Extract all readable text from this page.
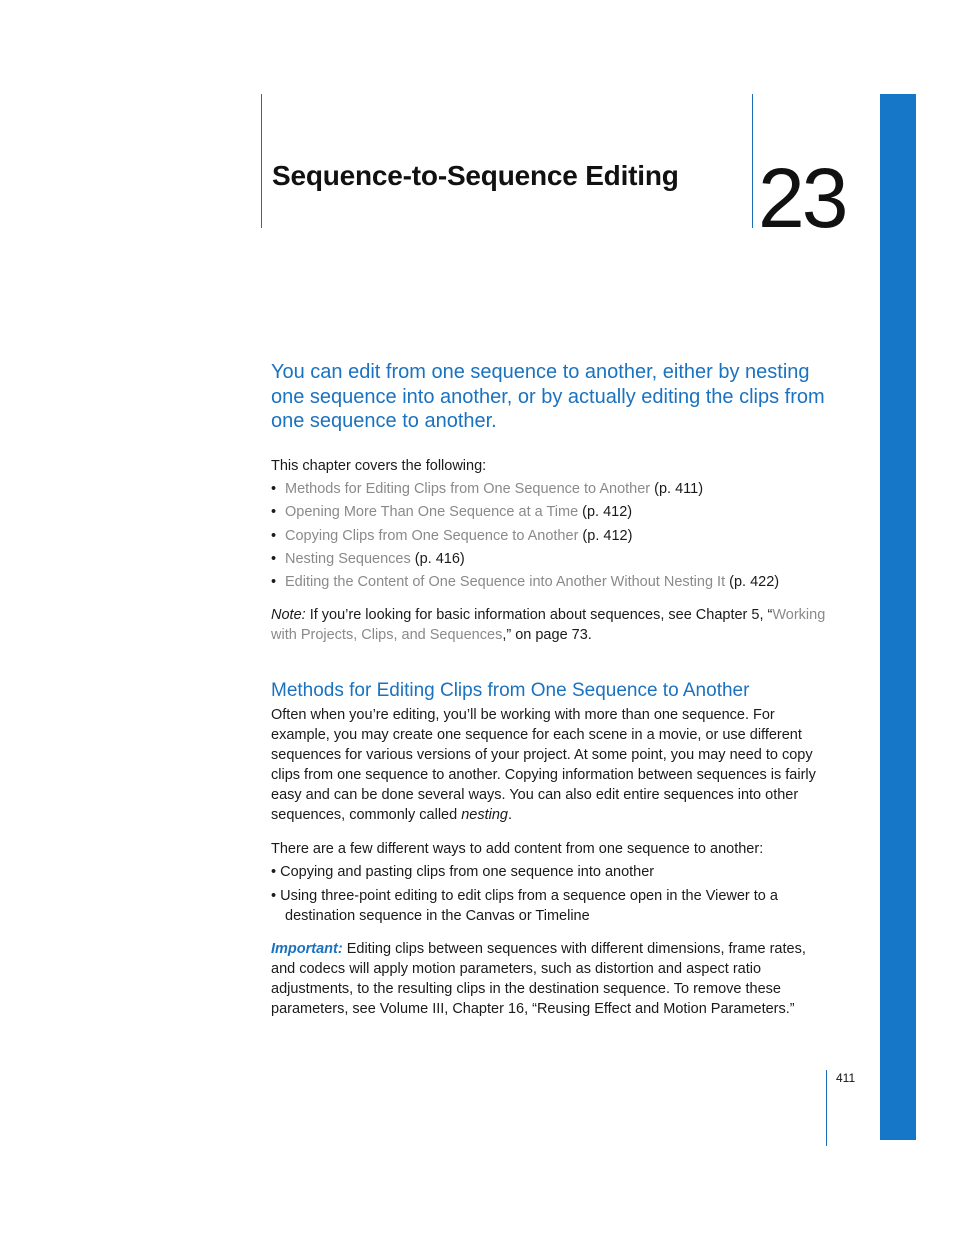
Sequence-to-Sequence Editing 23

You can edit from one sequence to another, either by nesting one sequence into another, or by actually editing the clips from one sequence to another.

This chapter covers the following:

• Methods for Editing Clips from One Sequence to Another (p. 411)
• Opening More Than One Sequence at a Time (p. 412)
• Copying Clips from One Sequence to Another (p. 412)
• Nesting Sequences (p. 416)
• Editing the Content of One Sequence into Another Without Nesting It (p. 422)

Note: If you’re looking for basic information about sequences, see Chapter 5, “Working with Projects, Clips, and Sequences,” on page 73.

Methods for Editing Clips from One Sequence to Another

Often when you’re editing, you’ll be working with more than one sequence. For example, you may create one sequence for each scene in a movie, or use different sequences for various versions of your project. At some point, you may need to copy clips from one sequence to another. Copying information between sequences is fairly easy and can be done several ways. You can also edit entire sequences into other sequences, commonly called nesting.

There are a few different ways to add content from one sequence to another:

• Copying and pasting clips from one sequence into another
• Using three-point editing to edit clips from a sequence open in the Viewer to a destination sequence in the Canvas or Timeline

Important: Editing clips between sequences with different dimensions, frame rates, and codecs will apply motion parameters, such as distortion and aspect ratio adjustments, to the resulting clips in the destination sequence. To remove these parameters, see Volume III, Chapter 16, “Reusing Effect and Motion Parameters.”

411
──────
## [DIRECTION]
Make an exact copy of every record, pictures excluded.

## [FULL ANSWER]
Extract all readable text from this page.
Sequence-to-Sequence Editing 23

You can edit from one sequence to another, either by nesting one sequence into another, or by actually editing the clips from one sequence to another.

This chapter covers the following:

• Methods for Editing Clips from One Sequence to Another (p. 411)
• Opening More Than One Sequence at a Time (p. 412)
• Copying Clips from One Sequence to Another (p. 412)
• Nesting Sequences (p. 416)
• Editing the Content of One Sequence into Another Without Nesting It (p. 422)

Note: If you’re looking for basic information about sequences, see Chapter 5, “Working with Projects, Clips, and Sequences,” on page 73.

Methods for Editing Clips from One Sequence to Another

Often when you’re editing, you’ll be working with more than one sequence. For example, you may create one sequence for each scene in a movie, or use different sequences for various versions of your project. At some point, you may need to copy clips from one sequence to another. Copying information between sequences is fairly easy and can be done several ways. You can also edit entire sequences into other sequences, commonly called nesting.

There are a few different ways to add content from one sequence to another:

• Copying and pasting clips from one sequence into another
• Using three-point editing to edit clips from a sequence open in the Viewer to a destination sequence in the Canvas or Timeline

Important: Editing clips between sequences with different dimensions, frame rates, and codecs will apply motion parameters, such as distortion and aspect ratio adjustments, to the resulting clips in the destination sequence. To remove these parameters, see Volume III, Chapter 16, “Reusing Effect and Motion Parameters.”

411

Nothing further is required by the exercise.